(To do) Would you return all of this data exactly, leaving nothing out?

(Entries provided)
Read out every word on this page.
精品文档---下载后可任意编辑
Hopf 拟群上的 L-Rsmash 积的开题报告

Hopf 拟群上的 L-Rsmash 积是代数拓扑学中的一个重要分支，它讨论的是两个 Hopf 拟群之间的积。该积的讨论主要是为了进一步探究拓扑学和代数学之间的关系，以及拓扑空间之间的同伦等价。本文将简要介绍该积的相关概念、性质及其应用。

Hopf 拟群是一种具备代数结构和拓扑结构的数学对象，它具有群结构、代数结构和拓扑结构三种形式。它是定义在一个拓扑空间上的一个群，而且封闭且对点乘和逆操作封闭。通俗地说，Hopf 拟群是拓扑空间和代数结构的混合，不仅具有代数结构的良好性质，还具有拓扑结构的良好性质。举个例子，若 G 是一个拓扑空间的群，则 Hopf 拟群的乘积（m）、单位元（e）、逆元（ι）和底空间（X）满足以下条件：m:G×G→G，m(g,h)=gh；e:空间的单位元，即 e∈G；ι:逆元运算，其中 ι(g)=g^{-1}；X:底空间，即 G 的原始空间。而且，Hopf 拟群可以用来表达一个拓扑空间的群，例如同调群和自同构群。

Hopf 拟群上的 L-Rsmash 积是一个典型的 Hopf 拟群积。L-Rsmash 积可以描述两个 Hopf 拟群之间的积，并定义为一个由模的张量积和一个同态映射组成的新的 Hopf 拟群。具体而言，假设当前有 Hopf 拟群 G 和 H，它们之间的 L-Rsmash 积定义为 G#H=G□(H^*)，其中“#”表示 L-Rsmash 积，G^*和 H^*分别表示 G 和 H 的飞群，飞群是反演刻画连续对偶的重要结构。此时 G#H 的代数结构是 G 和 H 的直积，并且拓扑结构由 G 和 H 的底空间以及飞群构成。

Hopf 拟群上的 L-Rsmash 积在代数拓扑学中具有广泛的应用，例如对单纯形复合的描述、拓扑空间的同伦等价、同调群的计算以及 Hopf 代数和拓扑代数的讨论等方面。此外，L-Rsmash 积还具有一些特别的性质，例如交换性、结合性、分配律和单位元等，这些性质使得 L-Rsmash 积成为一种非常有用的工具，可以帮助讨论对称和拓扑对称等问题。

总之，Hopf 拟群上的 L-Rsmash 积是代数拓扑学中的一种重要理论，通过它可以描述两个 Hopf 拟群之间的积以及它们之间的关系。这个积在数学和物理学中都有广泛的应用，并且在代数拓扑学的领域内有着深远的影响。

(Written solution)
Read out every word on this page.
精品文档---下载后可任意编辑
Hopf 拟群上的 L-Rsmash 积的开题报告

Hopf 拟群上的 L-Rsmash 积是代数拓扑学中的一个重要分支，它讨论的是两个 Hopf 拟群之间的积。该积的讨论主要是为了进一步探究拓扑学和代数学之间的关系，以及拓扑空间之间的同伦等价。本文将简要介绍该积的相关概念、性质及其应用。

Hopf 拟群是一种具备代数结构和拓扑结构的数学对象，它具有群结构、代数结构和拓扑结构三种形式。它是定义在一个拓扑空间上的一个群，而且封闭且对点乘和逆操作封闭。通俗地说，Hopf 拟群是拓扑空间和代数结构的混合，不仅具有代数结构的良好性质，还具有拓扑结构的良好性质。举个例子，若 G 是一个拓扑空间的群，则 Hopf 拟群的乘积（m）、单位元（e）、逆元（ι）和底空间（X）满足以下条件：m:G×G→G，m(g,h)=gh；e:空间的单位元，即 e∈G；ι:逆元运算，其中 ι(g)=g^{-1}；X:底空间，即 G 的原始空间。而且，Hopf 拟群可以用来表达一个拓扑空间的群，例如同调群和自同构群。

Hopf 拟群上的 L-Rsmash 积是一个典型的 Hopf 拟群积。L-Rsmash 积可以描述两个 Hopf 拟群之间的积，并定义为一个由模的张量积和一个同态映射组成的新的 Hopf 拟群。具体而言，假设当前有 Hopf 拟群 G 和 H，它们之间的 L-Rsmash 积定义为 G#H=G□(H^*)，其中“#”表示 L-Rsmash 积，G^*和 H^*分别表示 G 和 H 的飞群，飞群是反演刻画连续对偶的重要结构。此时 G#H 的代数结构是 G 和 H 的直积，并且拓扑结构由 G 和 H 的底空间以及飞群构成。

Hopf 拟群上的 L-Rsmash 积在代数拓扑学中具有广泛的应用，例如对单纯形复合的描述、拓扑空间的同伦等价、同调群的计算以及 Hopf 代数和拓扑代数的讨论等方面。此外，L-Rsmash 积还具有一些特别的性质，例如交换性、结合性、分配律和单位元等，这些性质使得 L-Rsmash 积成为一种非常有用的工具，可以帮助讨论对称和拓扑对称等问题。

总之，Hopf 拟群上的 L-Rsmash 积是代数拓扑学中的一种重要理论，通过它可以描述两个 Hopf 拟群之间的积以及它们之间的关系。这个积在数学和物理学中都有广泛的应用，并且在代数拓扑学的领域内有着深远的影响。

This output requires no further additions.